Task description:
Pictures do not belong in the copy. Return all of the entries exactly.

Dataset rows:
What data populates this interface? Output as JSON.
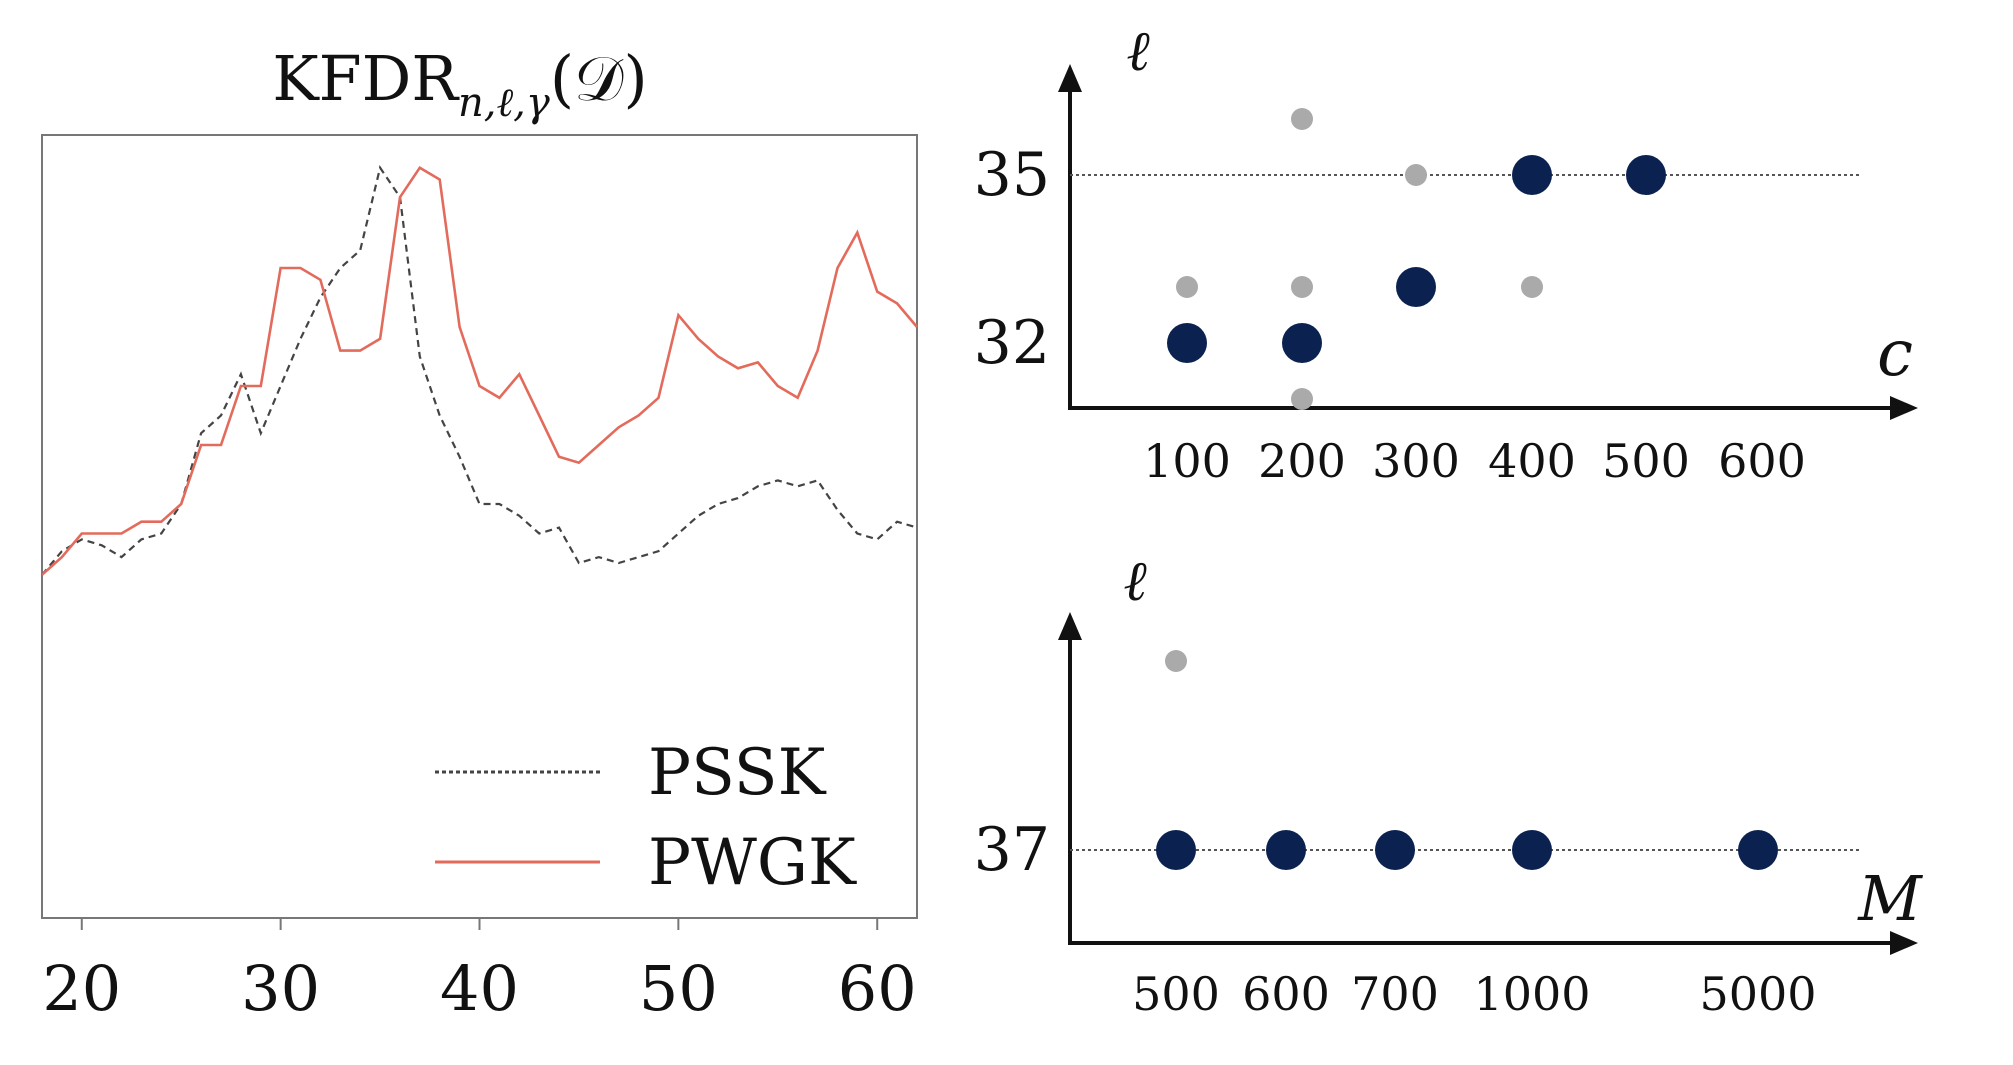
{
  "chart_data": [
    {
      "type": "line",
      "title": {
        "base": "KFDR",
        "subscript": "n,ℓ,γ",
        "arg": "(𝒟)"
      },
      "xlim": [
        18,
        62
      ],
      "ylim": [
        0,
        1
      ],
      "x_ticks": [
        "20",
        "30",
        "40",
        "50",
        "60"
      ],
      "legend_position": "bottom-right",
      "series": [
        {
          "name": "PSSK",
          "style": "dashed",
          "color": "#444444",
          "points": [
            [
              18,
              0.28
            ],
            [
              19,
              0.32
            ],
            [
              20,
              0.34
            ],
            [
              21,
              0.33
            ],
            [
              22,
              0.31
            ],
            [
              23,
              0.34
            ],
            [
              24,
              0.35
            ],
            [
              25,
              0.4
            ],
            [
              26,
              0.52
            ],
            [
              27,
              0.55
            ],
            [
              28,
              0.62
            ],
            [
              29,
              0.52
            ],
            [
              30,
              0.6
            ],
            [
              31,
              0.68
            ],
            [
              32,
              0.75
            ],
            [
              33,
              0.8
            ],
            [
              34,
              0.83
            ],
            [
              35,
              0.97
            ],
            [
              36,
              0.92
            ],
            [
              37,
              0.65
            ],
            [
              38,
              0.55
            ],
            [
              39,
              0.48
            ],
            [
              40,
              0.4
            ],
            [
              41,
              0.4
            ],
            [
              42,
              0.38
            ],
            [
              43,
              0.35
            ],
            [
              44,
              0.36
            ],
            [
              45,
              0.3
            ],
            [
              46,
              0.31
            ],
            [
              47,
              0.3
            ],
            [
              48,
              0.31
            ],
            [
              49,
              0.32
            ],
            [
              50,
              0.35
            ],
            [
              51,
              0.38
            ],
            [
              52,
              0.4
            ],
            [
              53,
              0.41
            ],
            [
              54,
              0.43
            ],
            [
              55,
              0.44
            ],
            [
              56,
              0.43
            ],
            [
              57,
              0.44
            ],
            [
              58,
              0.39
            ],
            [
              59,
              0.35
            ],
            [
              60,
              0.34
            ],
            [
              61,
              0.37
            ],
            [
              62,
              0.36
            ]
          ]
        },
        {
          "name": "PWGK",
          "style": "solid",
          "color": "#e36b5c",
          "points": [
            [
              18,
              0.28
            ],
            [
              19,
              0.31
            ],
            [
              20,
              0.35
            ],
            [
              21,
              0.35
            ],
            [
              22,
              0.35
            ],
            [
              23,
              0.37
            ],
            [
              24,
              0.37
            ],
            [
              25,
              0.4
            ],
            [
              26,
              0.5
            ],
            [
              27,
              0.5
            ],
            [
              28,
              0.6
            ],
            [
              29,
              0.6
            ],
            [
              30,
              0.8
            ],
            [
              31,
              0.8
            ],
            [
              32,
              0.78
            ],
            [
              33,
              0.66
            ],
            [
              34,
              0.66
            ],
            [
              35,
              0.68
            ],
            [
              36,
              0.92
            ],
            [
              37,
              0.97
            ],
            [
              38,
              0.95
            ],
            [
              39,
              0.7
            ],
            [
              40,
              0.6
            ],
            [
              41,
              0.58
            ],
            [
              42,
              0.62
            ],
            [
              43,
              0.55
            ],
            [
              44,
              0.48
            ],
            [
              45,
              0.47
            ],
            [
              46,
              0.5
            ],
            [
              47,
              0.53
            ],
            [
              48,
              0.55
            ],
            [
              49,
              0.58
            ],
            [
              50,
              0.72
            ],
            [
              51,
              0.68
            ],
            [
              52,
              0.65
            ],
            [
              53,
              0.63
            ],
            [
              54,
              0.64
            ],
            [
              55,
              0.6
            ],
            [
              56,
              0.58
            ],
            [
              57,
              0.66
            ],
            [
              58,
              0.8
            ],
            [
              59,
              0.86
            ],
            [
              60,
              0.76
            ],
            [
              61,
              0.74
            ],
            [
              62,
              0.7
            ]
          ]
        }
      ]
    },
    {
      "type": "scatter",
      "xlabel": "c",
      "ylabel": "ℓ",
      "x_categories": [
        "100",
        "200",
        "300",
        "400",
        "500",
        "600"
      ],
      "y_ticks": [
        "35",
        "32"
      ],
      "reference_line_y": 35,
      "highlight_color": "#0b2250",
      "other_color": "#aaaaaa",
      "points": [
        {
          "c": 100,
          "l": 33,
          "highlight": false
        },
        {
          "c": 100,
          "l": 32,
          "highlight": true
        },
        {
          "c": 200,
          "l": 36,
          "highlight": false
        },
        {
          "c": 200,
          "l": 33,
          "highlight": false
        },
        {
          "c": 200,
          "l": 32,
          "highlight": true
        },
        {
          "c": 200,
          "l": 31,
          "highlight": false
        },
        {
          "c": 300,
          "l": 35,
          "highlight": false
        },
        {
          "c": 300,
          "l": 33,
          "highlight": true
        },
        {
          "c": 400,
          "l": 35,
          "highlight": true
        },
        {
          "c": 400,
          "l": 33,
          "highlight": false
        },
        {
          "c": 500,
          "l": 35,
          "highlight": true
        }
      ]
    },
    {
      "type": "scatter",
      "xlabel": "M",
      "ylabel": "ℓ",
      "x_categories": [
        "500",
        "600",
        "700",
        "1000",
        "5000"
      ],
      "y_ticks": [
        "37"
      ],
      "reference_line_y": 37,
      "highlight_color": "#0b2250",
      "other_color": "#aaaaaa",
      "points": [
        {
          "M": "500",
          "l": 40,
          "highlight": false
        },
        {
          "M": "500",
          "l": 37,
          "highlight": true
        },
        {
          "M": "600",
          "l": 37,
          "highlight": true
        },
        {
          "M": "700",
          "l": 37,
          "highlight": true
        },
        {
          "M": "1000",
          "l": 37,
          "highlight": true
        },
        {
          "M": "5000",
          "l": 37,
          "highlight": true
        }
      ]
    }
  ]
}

Expected answer:
What data populates this interface? Output as JSON.
{
  "chart_data": [
    {
      "type": "line",
      "title": {
        "base": "KFDR",
        "subscript": "n,ℓ,γ",
        "arg": "(𝒟)"
      },
      "xlim": [
        18,
        62
      ],
      "ylim": [
        0,
        1
      ],
      "x_ticks": [
        "20",
        "30",
        "40",
        "50",
        "60"
      ],
      "legend_position": "bottom-right",
      "series": [
        {
          "name": "PSSK",
          "style": "dashed",
          "color": "#444444",
          "points": [
            [
              18,
              0.28
            ],
            [
              19,
              0.32
            ],
            [
              20,
              0.34
            ],
            [
              21,
              0.33
            ],
            [
              22,
              0.31
            ],
            [
              23,
              0.34
            ],
            [
              24,
              0.35
            ],
            [
              25,
              0.4
            ],
            [
              26,
              0.52
            ],
            [
              27,
              0.55
            ],
            [
              28,
              0.62
            ],
            [
              29,
              0.52
            ],
            [
              30,
              0.6
            ],
            [
              31,
              0.68
            ],
            [
              32,
              0.75
            ],
            [
              33,
              0.8
            ],
            [
              34,
              0.83
            ],
            [
              35,
              0.97
            ],
            [
              36,
              0.92
            ],
            [
              37,
              0.65
            ],
            [
              38,
              0.55
            ],
            [
              39,
              0.48
            ],
            [
              40,
              0.4
            ],
            [
              41,
              0.4
            ],
            [
              42,
              0.38
            ],
            [
              43,
              0.35
            ],
            [
              44,
              0.36
            ],
            [
              45,
              0.3
            ],
            [
              46,
              0.31
            ],
            [
              47,
              0.3
            ],
            [
              48,
              0.31
            ],
            [
              49,
              0.32
            ],
            [
              50,
              0.35
            ],
            [
              51,
              0.38
            ],
            [
              52,
              0.4
            ],
            [
              53,
              0.41
            ],
            [
              54,
              0.43
            ],
            [
              55,
              0.44
            ],
            [
              56,
              0.43
            ],
            [
              57,
              0.44
            ],
            [
              58,
              0.39
            ],
            [
              59,
              0.35
            ],
            [
              60,
              0.34
            ],
            [
              61,
              0.37
            ],
            [
              62,
              0.36
            ]
          ]
        },
        {
          "name": "PWGK",
          "style": "solid",
          "color": "#e36b5c",
          "points": [
            [
              18,
              0.28
            ],
            [
              19,
              0.31
            ],
            [
              20,
              0.35
            ],
            [
              21,
              0.35
            ],
            [
              22,
              0.35
            ],
            [
              23,
              0.37
            ],
            [
              24,
              0.37
            ],
            [
              25,
              0.4
            ],
            [
              26,
              0.5
            ],
            [
              27,
              0.5
            ],
            [
              28,
              0.6
            ],
            [
              29,
              0.6
            ],
            [
              30,
              0.8
            ],
            [
              31,
              0.8
            ],
            [
              32,
              0.78
            ],
            [
              33,
              0.66
            ],
            [
              34,
              0.66
            ],
            [
              35,
              0.68
            ],
            [
              36,
              0.92
            ],
            [
              37,
              0.97
            ],
            [
              38,
              0.95
            ],
            [
              39,
              0.7
            ],
            [
              40,
              0.6
            ],
            [
              41,
              0.58
            ],
            [
              42,
              0.62
            ],
            [
              43,
              0.55
            ],
            [
              44,
              0.48
            ],
            [
              45,
              0.47
            ],
            [
              46,
              0.5
            ],
            [
              47,
              0.53
            ],
            [
              48,
              0.55
            ],
            [
              49,
              0.58
            ],
            [
              50,
              0.72
            ],
            [
              51,
              0.68
            ],
            [
              52,
              0.65
            ],
            [
              53,
              0.63
            ],
            [
              54,
              0.64
            ],
            [
              55,
              0.6
            ],
            [
              56,
              0.58
            ],
            [
              57,
              0.66
            ],
            [
              58,
              0.8
            ],
            [
              59,
              0.86
            ],
            [
              60,
              0.76
            ],
            [
              61,
              0.74
            ],
            [
              62,
              0.7
            ]
          ]
        }
      ]
    },
    {
      "type": "scatter",
      "xlabel": "c",
      "ylabel": "ℓ",
      "x_categories": [
        "100",
        "200",
        "300",
        "400",
        "500",
        "600"
      ],
      "y_ticks": [
        "35",
        "32"
      ],
      "reference_line_y": 35,
      "highlight_color": "#0b2250",
      "other_color": "#aaaaaa",
      "points": [
        {
          "c": 100,
          "l": 33,
          "highlight": false
        },
        {
          "c": 100,
          "l": 32,
          "highlight": true
        },
        {
          "c": 200,
          "l": 36,
          "highlight": false
        },
        {
          "c": 200,
          "l": 33,
          "highlight": false
        },
        {
          "c": 200,
          "l": 32,
          "highlight": true
        },
        {
          "c": 200,
          "l": 31,
          "highlight": false
        },
        {
          "c": 300,
          "l": 35,
          "highlight": false
        },
        {
          "c": 300,
          "l": 33,
          "highlight": true
        },
        {
          "c": 400,
          "l": 35,
          "highlight": true
        },
        {
          "c": 400,
          "l": 33,
          "highlight": false
        },
        {
          "c": 500,
          "l": 35,
          "highlight": true
        }
      ]
    },
    {
      "type": "scatter",
      "xlabel": "M",
      "ylabel": "ℓ",
      "x_categories": [
        "500",
        "600",
        "700",
        "1000",
        "5000"
      ],
      "y_ticks": [
        "37"
      ],
      "reference_line_y": 37,
      "highlight_color": "#0b2250",
      "other_color": "#aaaaaa",
      "points": [
        {
          "M": "500",
          "l": 40,
          "highlight": false
        },
        {
          "M": "500",
          "l": 37,
          "highlight": true
        },
        {
          "M": "600",
          "l": 37,
          "highlight": true
        },
        {
          "M": "700",
          "l": 37,
          "highlight": true
        },
        {
          "M": "1000",
          "l": 37,
          "highlight": true
        },
        {
          "M": "5000",
          "l": 37,
          "highlight": true
        }
      ]
    }
  ]
}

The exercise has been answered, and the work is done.